Task statement » An exact copy of every record is needed.

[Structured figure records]

========================

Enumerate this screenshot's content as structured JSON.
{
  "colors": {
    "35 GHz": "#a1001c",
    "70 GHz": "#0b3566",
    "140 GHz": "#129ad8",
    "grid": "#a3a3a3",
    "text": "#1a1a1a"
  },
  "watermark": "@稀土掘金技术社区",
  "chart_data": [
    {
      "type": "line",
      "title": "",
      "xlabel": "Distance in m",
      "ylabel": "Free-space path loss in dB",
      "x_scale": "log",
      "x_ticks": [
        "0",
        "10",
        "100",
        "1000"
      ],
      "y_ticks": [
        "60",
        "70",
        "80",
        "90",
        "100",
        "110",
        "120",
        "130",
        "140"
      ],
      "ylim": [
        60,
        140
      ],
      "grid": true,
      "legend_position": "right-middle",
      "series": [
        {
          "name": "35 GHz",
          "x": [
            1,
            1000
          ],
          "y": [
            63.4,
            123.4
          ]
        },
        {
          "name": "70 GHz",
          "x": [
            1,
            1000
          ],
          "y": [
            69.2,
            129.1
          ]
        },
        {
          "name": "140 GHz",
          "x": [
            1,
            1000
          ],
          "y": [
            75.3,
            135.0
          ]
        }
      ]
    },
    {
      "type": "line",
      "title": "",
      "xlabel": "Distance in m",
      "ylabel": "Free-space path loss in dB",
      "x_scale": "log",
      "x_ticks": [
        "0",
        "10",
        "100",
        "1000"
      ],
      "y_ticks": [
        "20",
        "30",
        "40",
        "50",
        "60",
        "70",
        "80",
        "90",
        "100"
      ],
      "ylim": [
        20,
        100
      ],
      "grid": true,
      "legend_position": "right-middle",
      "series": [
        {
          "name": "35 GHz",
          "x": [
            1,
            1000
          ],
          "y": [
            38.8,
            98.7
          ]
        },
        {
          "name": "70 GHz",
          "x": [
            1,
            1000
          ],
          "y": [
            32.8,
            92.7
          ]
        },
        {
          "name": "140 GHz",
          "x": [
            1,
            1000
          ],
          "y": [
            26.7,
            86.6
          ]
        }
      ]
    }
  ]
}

========================

Correct result »
Enumerate this screenshot's content as structured JSON.
{
  "colors": {
    "35 GHz": "#a1001c",
    "70 GHz": "#0b3566",
    "140 GHz": "#129ad8",
    "grid": "#a3a3a3",
    "text": "#1a1a1a"
  },
  "watermark": "@稀土掘金技术社区",
  "chart_data": [
    {
      "type": "line",
      "title": "",
      "xlabel": "Distance in m",
      "ylabel": "Free-space path loss in dB",
      "x_scale": "log",
      "x_ticks": [
        "0",
        "10",
        "100",
        "1000"
      ],
      "y_ticks": [
        "60",
        "70",
        "80",
        "90",
        "100",
        "110",
        "120",
        "130",
        "140"
      ],
      "ylim": [
        60,
        140
      ],
      "grid": true,
      "legend_position": "right-middle",
      "series": [
        {
          "name": "35 GHz",
          "x": [
            1,
            1000
          ],
          "y": [
            63.4,
            123.4
          ]
        },
        {
          "name": "70 GHz",
          "x": [
            1,
            1000
          ],
          "y": [
            69.2,
            129.1
          ]
        },
        {
          "name": "140 GHz",
          "x": [
            1,
            1000
          ],
          "y": [
            75.3,
            135.0
          ]
        }
      ]
    },
    {
      "type": "line",
      "title": "",
      "xlabel": "Distance in m",
      "ylabel": "Free-space path loss in dB",
      "x_scale": "log",
      "x_ticks": [
        "0",
        "10",
        "100",
        "1000"
      ],
      "y_ticks": [
        "20",
        "30",
        "40",
        "50",
        "60",
        "70",
        "80",
        "90",
        "100"
      ],
      "ylim": [
        20,
        100
      ],
      "grid": true,
      "legend_position": "right-middle",
      "series": [
        {
          "name": "35 GHz",
          "x": [
            1,
            1000
          ],
          "y": [
            38.8,
            98.7
          ]
        },
        {
          "name": "70 GHz",
          "x": [
            1,
            1000
          ],
          "y": [
            32.8,
            92.7
          ]
        },
        {
          "name": "140 GHz",
          "x": [
            1,
            1000
          ],
          "y": [
            26.7,
            86.6
          ]
        }
      ]
    }
  ]
}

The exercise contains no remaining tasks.